start Stored records

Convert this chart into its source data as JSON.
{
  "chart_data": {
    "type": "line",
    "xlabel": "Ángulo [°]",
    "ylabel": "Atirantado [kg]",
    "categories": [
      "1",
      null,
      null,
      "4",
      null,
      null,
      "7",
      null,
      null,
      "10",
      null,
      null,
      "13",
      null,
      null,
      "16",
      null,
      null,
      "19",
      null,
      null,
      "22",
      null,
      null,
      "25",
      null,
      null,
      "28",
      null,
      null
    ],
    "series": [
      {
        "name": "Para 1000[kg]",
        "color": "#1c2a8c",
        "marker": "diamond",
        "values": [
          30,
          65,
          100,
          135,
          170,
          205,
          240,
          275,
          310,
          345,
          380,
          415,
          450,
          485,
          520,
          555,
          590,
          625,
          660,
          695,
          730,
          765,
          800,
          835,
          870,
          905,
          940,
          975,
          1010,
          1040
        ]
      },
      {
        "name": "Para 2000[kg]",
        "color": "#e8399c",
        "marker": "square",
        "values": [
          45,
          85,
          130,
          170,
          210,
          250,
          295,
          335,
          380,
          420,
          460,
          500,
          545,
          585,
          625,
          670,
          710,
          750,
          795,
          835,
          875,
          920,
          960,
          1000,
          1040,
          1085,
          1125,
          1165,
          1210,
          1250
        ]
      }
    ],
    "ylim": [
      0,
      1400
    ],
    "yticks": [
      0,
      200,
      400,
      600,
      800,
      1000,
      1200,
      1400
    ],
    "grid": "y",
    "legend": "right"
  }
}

end Stored records

◆ **Directive**:
Type the whole listing again, unaltered.

◆ **Result of the task**:
Convert this chart into its source data as JSON.
{
  "chart_data": {
    "type": "line",
    "xlabel": "Ángulo [°]",
    "ylabel": "Atirantado [kg]",
    "categories": [
      "1",
      null,
      null,
      "4",
      null,
      null,
      "7",
      null,
      null,
      "10",
      null,
      null,
      "13",
      null,
      null,
      "16",
      null,
      null,
      "19",
      null,
      null,
      "22",
      null,
      null,
      "25",
      null,
      null,
      "28",
      null,
      null
    ],
    "series": [
      {
        "name": "Para 1000[kg]",
        "color": "#1c2a8c",
        "marker": "diamond",
        "values": [
          30,
          65,
          100,
          135,
          170,
          205,
          240,
          275,
          310,
          345,
          380,
          415,
          450,
          485,
          520,
          555,
          590,
          625,
          660,
          695,
          730,
          765,
          800,
          835,
          870,
          905,
          940,
          975,
          1010,
          1040
        ]
      },
      {
        "name": "Para 2000[kg]",
        "color": "#e8399c",
        "marker": "square",
        "values": [
          45,
          85,
          130,
          170,
          210,
          250,
          295,
          335,
          380,
          420,
          460,
          500,
          545,
          585,
          625,
          670,
          710,
          750,
          795,
          835,
          875,
          920,
          960,
          1000,
          1040,
          1085,
          1125,
          1165,
          1210,
          1250
        ]
      }
    ],
    "ylim": [
      0,
      1400
    ],
    "yticks": [
      0,
      200,
      400,
      600,
      800,
      1000,
      1200,
      1400
    ],
    "grid": "y",
    "legend": "right"
  }
}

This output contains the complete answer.